YOUR OBJECTIVE
How many lines in the entries below contain "Наименование"? Answer with the number only.

====== DATA EXTRACT ======

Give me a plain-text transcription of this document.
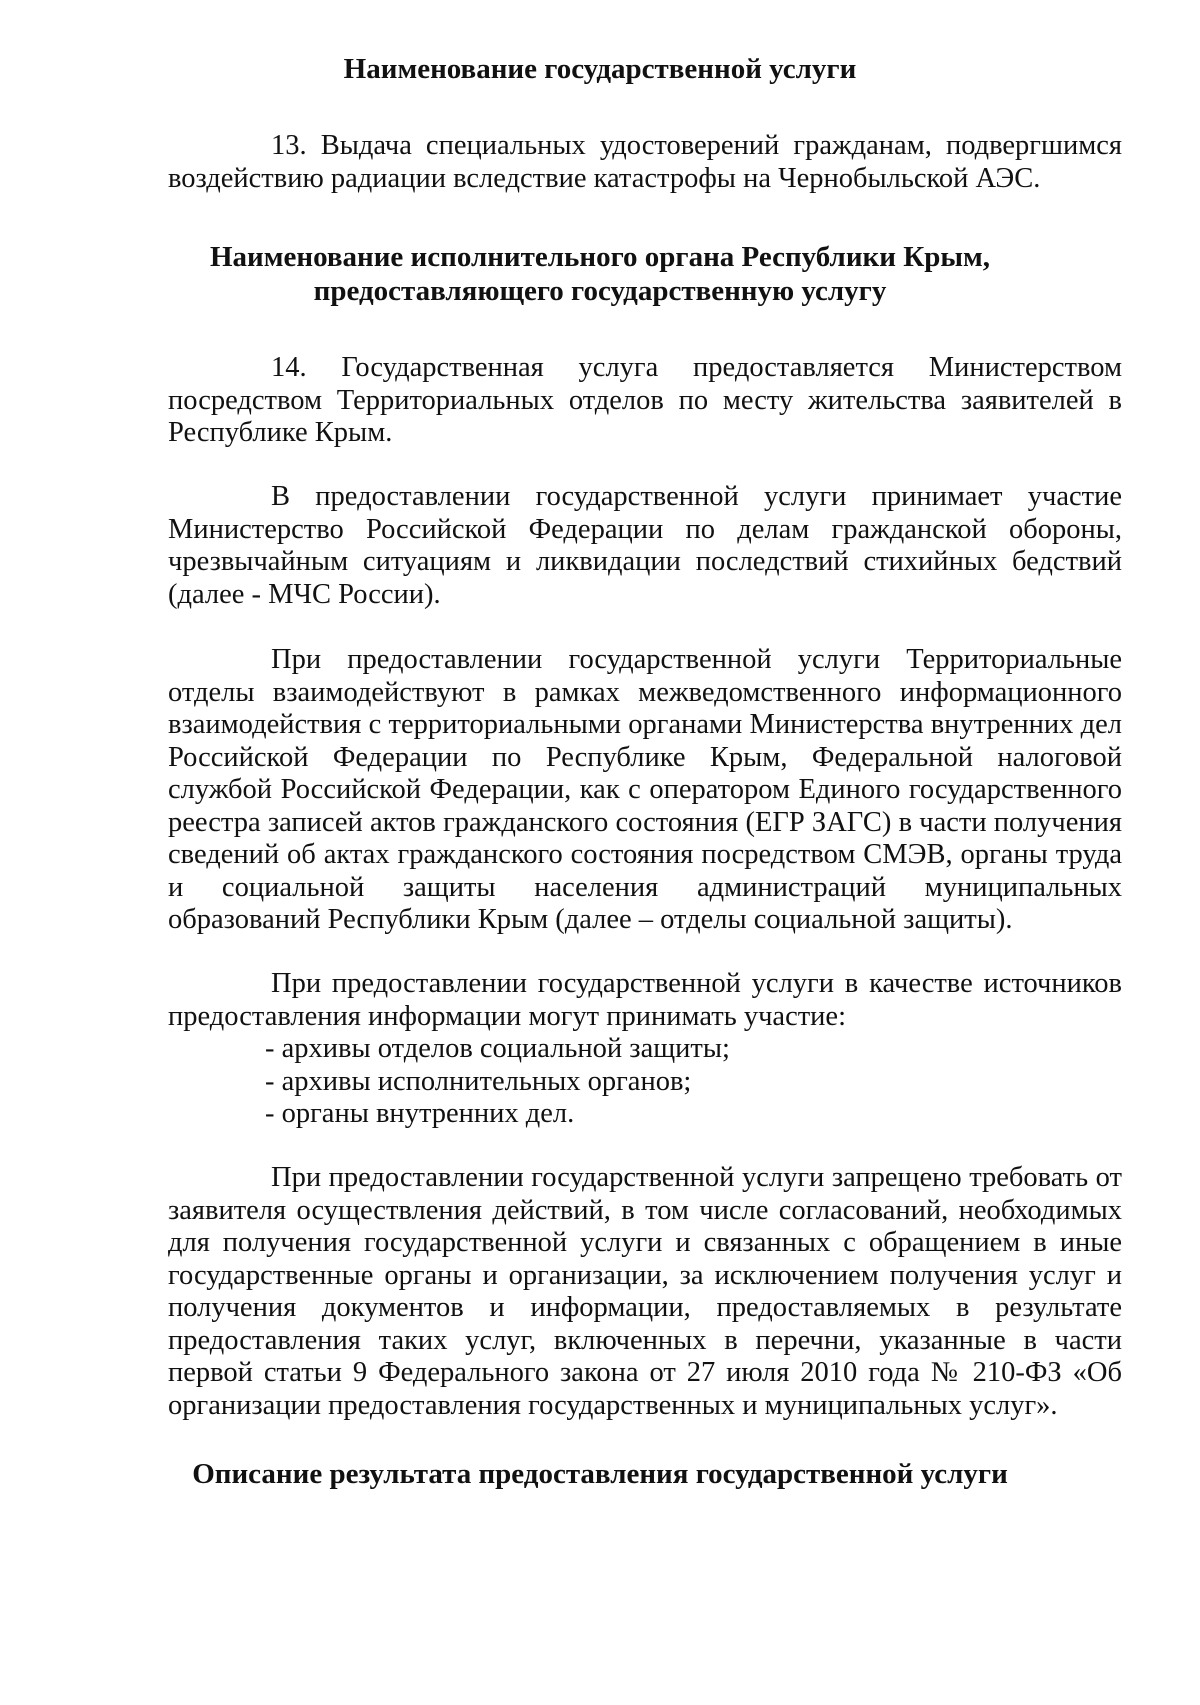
Наименование государственной услуги

13. Выдача специальных удостоверений гражданам, подвергшимся воздействию радиации вследствие катастрофы на Чернобыльской АЭС.

Наименование исполнительного органа Республики Крым,
предоставляющего государственную услугу

14. Государственная услуга предоставляется Министерством посредством Территориальных отделов по месту жительства заявителей в Республике Крым.

В предоставлении государственной услуги принимает участие Министерство Российской Федерации по делам гражданской обороны, чрезвычайным ситуациям и ликвидации последствий стихийных бедствий (далее - МЧС России).

При предоставлении государственной услуги Территориальные отделы взаимодействуют в рамках межведомственного информационного взаимодействия с территориальными органами Министерства внутренних дел Российской Федерации по Республике Крым, Федеральной налоговой службой Российской Федерации, как с оператором Единого государственного реестра записей актов гражданского состояния (ЕГР ЗАГС) в части получения сведений об актах гражданского состояния посредством СМЭВ, органы труда и социальной защиты населения администраций муниципальных образований Республики Крым (далее – отделы социальной защиты).

При предоставлении государственной услуги в качестве источников предоставления информации могут принимать участие:

- архивы отделов социальной защиты;
- архивы исполнительных органов;
- органы внутренних дел.

При предоставлении государственной услуги запрещено требовать от заявителя осуществления действий, в том числе согласований, необходимых для получения государственной услуги и связанных с обращением в иные государственные органы и организации, за исключением получения услуг и получения документов и информации, предоставляемых в результате предоставления таких услуг, включенных в перечни, указанные в части первой статьи 9 Федерального закона от 27 июля 2010 года № 210-ФЗ «Об организации предоставления государственных и муниципальных услуг».

Описание результата предоставления государственной услуги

======

FULL SOLUTION
2